>> start Exercise inputs

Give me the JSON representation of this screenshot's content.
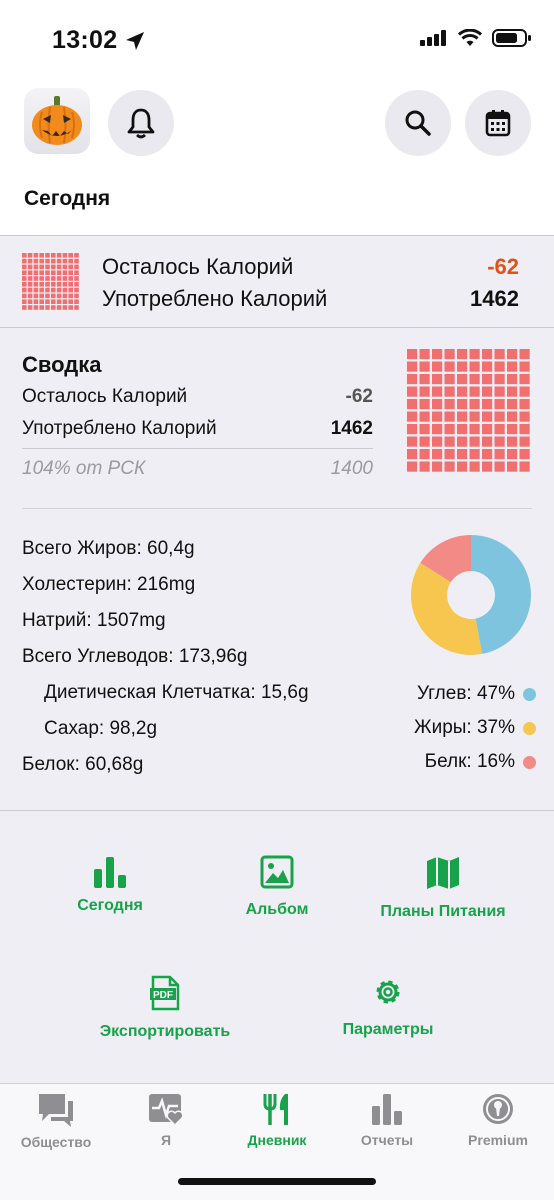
{
  "status_bar": {
    "time": "13:02"
  },
  "header": {
    "title": "Сегодня"
  },
  "calories_strip": {
    "remaining_label": "Осталось Калорий",
    "remaining_value": "-62",
    "consumed_label": "Употреблено Калорий",
    "consumed_value": "1462"
  },
  "summary": {
    "title": "Сводка",
    "remaining_label": "Осталось Калорий",
    "remaining_value": "-62",
    "consumed_label": "Употреблено Калорий",
    "consumed_value": "1462",
    "rsk_label": "104% от РСК",
    "rsk_value": "1400"
  },
  "nutrients": [
    {
      "label": "Всего Жиров: 60,4g"
    },
    {
      "label": "Холестерин: 216mg"
    },
    {
      "label": "Натрий: 1507mg"
    },
    {
      "label": "Всего Углеводов: 173,96g"
    },
    {
      "label": "Диетическая Клетчатка: 15,6g"
    },
    {
      "label": "Сахар: 98,2g"
    },
    {
      "label": "Белок: 60,68g"
    }
  ],
  "macro_chart": {
    "slices": [
      {
        "name": "Углев",
        "percent": 47,
        "label": "Углев: 47%",
        "color": "#7ec4de"
      },
      {
        "name": "Жиры",
        "percent": 37,
        "label": "Жиры: 37%",
        "color": "#f7c64f"
      },
      {
        "name": "Белк",
        "percent": 16,
        "label": "Белк: 16%",
        "color": "#f28a85"
      }
    ]
  },
  "tiles": {
    "today": "Сегодня",
    "album": "Альбом",
    "meal_plans": "Планы Питания",
    "export": "Экспортировать",
    "settings": "Параметры"
  },
  "tabbar": {
    "community": "Общество",
    "me": "Я",
    "diary": "Дневник",
    "reports": "Отчеты",
    "premium": "Premium"
  },
  "colors": {
    "accent": "#18a34a",
    "negative": "#e0521c",
    "grid": "#f26f6f"
  },
  "icons": {
    "avatar": "pumpkin-avatar-icon",
    "bell": "bell-icon",
    "search": "search-icon",
    "calendar": "calendar-icon"
  }
}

>> end Exercise inputs

> _Goal_:
The entries above should be reproduced exactly, without their pictures.

> _Output below_:
Give me the JSON representation of this screenshot's content.
{
  "status_bar": {
    "time": "13:02"
  },
  "header": {
    "title": "Сегодня"
  },
  "calories_strip": {
    "remaining_label": "Осталось Калорий",
    "remaining_value": "-62",
    "consumed_label": "Употреблено Калорий",
    "consumed_value": "1462"
  },
  "summary": {
    "title": "Сводка",
    "remaining_label": "Осталось Калорий",
    "remaining_value": "-62",
    "consumed_label": "Употреблено Калорий",
    "consumed_value": "1462",
    "rsk_label": "104% от РСК",
    "rsk_value": "1400"
  },
  "nutrients": [
    {
      "label": "Всего Жиров: 60,4g"
    },
    {
      "label": "Холестерин: 216mg"
    },
    {
      "label": "Натрий: 1507mg"
    },
    {
      "label": "Всего Углеводов: 173,96g"
    },
    {
      "label": "Диетическая Клетчатка: 15,6g"
    },
    {
      "label": "Сахар: 98,2g"
    },
    {
      "label": "Белок: 60,68g"
    }
  ],
  "macro_chart": {
    "slices": [
      {
        "name": "Углев",
        "percent": 47,
        "label": "Углев: 47%",
        "color": "#7ec4de"
      },
      {
        "name": "Жиры",
        "percent": 37,
        "label": "Жиры: 37%",
        "color": "#f7c64f"
      },
      {
        "name": "Белк",
        "percent": 16,
        "label": "Белк: 16%",
        "color": "#f28a85"
      }
    ]
  },
  "tiles": {
    "today": "Сегодня",
    "album": "Альбом",
    "meal_plans": "Планы Питания",
    "export": "Экспортировать",
    "settings": "Параметры"
  },
  "tabbar": {
    "community": "Общество",
    "me": "Я",
    "diary": "Дневник",
    "reports": "Отчеты",
    "premium": "Premium"
  },
  "colors": {
    "accent": "#18a34a",
    "negative": "#e0521c",
    "grid": "#f26f6f"
  },
  "icons": {
    "avatar": "pumpkin-avatar-icon",
    "bell": "bell-icon",
    "search": "search-icon",
    "calendar": "calendar-icon"
  }
}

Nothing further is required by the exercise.